THE PROBLEM: Skip all pictures, then print the remaining material exactly.

ENTRIES PROVIDED:
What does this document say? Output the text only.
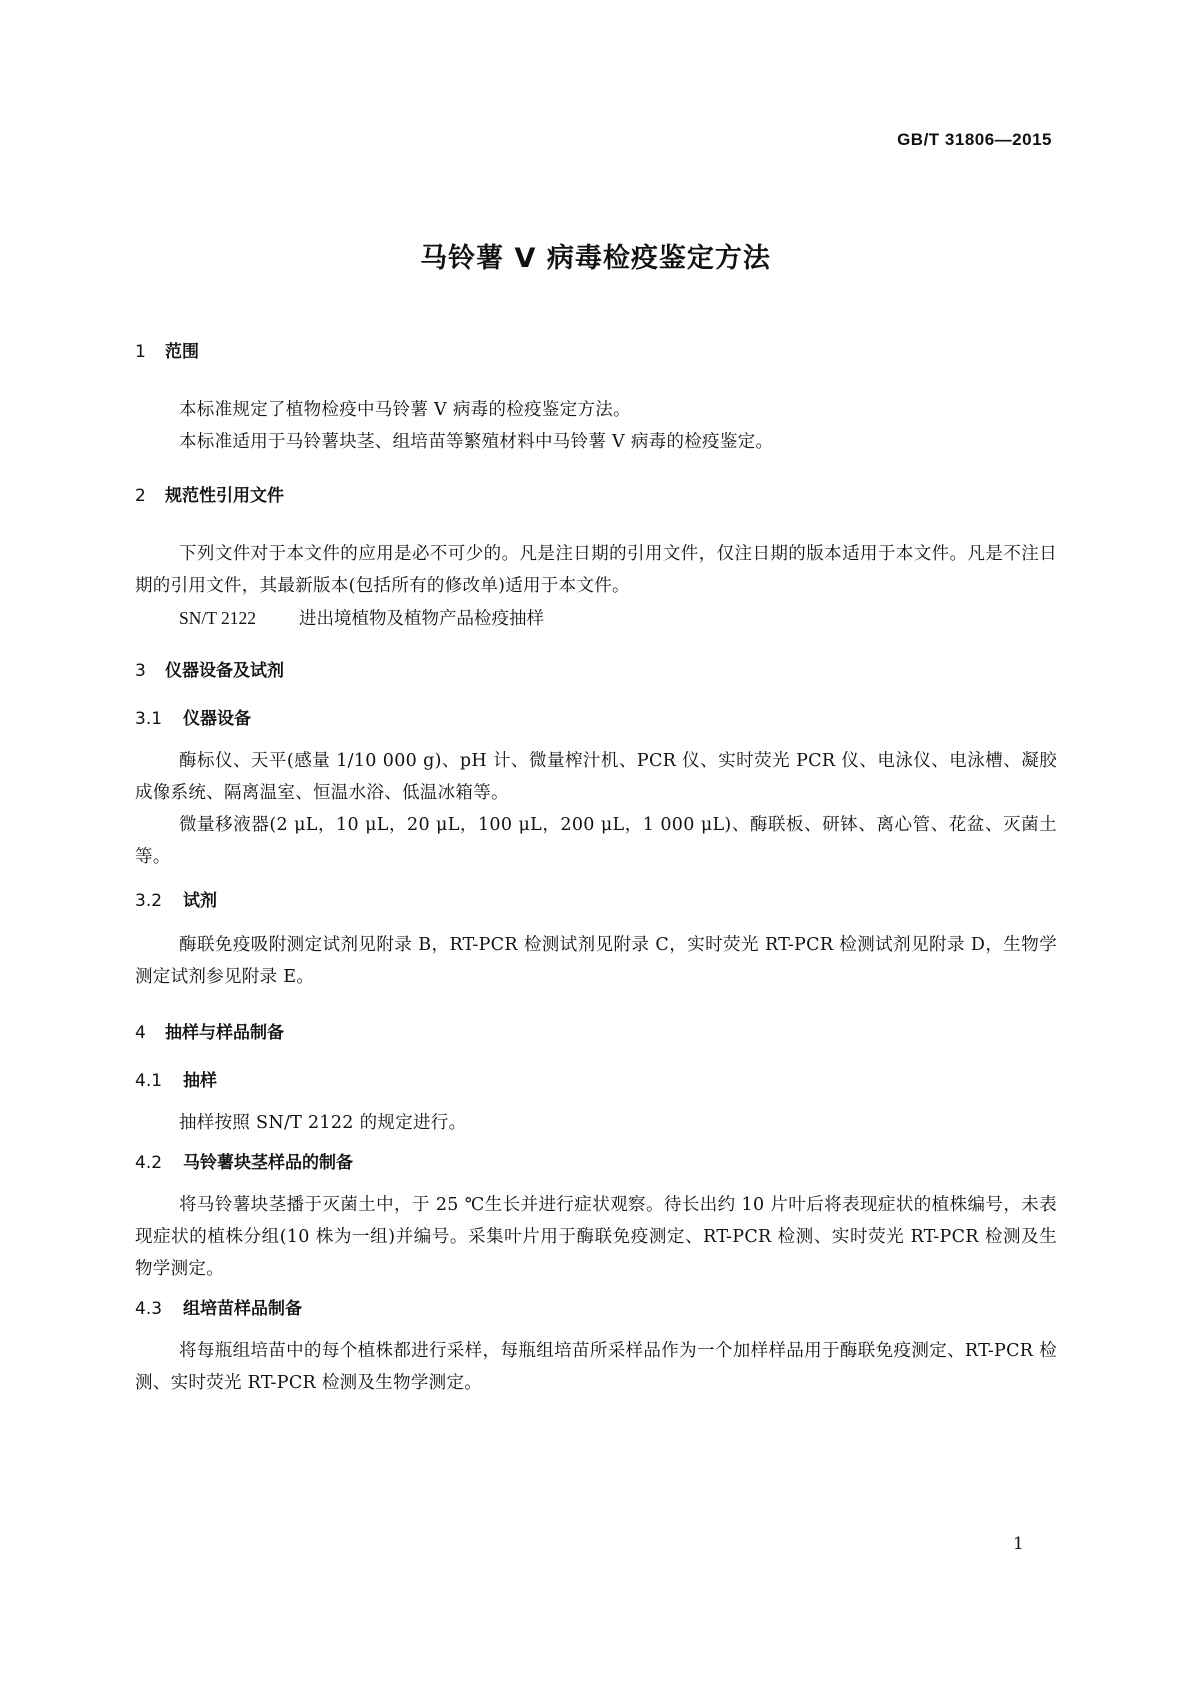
GB/T 31806—2015
马铃薯 V 病毒检疫鉴定方法
1 范围

本标准规定了植物检疫中马铃薯 V 病毒的检疫鉴定方法。

本标准适用于马铃薯块茎、组培苗等繁殖材料中马铃薯 V 病毒的检疫鉴定。

2 规范性引用文件

下列文件对于本文件的应用是必不可少的。凡是注日期的引用文件，仅注日期的版本适用于本文件。凡是不注日期的引用文件，其最新版本(包括所有的修改单)适用于本文件。

SN/T 2122 进出境植物及植物产品检疫抽样

3 仪器设备及试剂
3.1 仪器设备

酶标仪、天平(感量 1/10 000 g)、pH 计、微量榨汁机、PCR 仪、实时荧光 PCR 仪、电泳仪、电泳槽、凝胶成像系统、隔离温室、恒温水浴、低温冰箱等。

微量移液器(2 μL，10 μL，20 μL，100 μL，200 μL，1 000 μL)、酶联板、研钵、离心管、花盆、灭菌土等。

3.2 试剂

酶联免疫吸附测定试剂见附录 B，RT-PCR 检测试剂见附录 C，实时荧光 RT-PCR 检测试剂见附录 D，生物学测定试剂参见附录 E。

4 抽样与样品制备
4.1 抽样

抽样按照 SN/T 2122 的规定进行。

4.2 马铃薯块茎样品的制备

将马铃薯块茎播于灭菌土中，于 25 ℃生长并进行症状观察。待长出约 10 片叶后将表现症状的植株编号，未表现症状的植株分组(10 株为一组)并编号。采集叶片用于酶联免疫测定、RT-PCR 检测、实时荧光 RT-PCR 检测及生物学测定。

4.3 组培苗样品制备

将每瓶组培苗中的每个植株都进行采样，每瓶组培苗所采样品作为一个加样样品用于酶联免疫测定、RT-PCR 检测、实时荧光 RT-PCR 检测及生物学测定。

1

THE ANSWER:
What does this document say? Output the text only.
GB/T 31806—2015
马铃薯 V 病毒检疫鉴定方法
1 范围

本标准规定了植物检疫中马铃薯 V 病毒的检疫鉴定方法。

本标准适用于马铃薯块茎、组培苗等繁殖材料中马铃薯 V 病毒的检疫鉴定。

2 规范性引用文件

下列文件对于本文件的应用是必不可少的。凡是注日期的引用文件，仅注日期的版本适用于本文件。凡是不注日期的引用文件，其最新版本(包括所有的修改单)适用于本文件。

SN/T 2122 进出境植物及植物产品检疫抽样

3 仪器设备及试剂
3.1 仪器设备

酶标仪、天平(感量 1/10 000 g)、pH 计、微量榨汁机、PCR 仪、实时荧光 PCR 仪、电泳仪、电泳槽、凝胶成像系统、隔离温室、恒温水浴、低温冰箱等。

微量移液器(2 μL，10 μL，20 μL，100 μL，200 μL，1 000 μL)、酶联板、研钵、离心管、花盆、灭菌土等。

3.2 试剂

酶联免疫吸附测定试剂见附录 B，RT-PCR 检测试剂见附录 C，实时荧光 RT-PCR 检测试剂见附录 D，生物学测定试剂参见附录 E。

4 抽样与样品制备
4.1 抽样

抽样按照 SN/T 2122 的规定进行。

4.2 马铃薯块茎样品的制备

将马铃薯块茎播于灭菌土中，于 25 ℃生长并进行症状观察。待长出约 10 片叶后将表现症状的植株编号，未表现症状的植株分组(10 株为一组)并编号。采集叶片用于酶联免疫测定、RT-PCR 检测、实时荧光 RT-PCR 检测及生物学测定。

4.3 组培苗样品制备

将每瓶组培苗中的每个植株都进行采样，每瓶组培苗所采样品作为一个加样样品用于酶联免疫测定、RT-PCR 检测、实时荧光 RT-PCR 检测及生物学测定。

1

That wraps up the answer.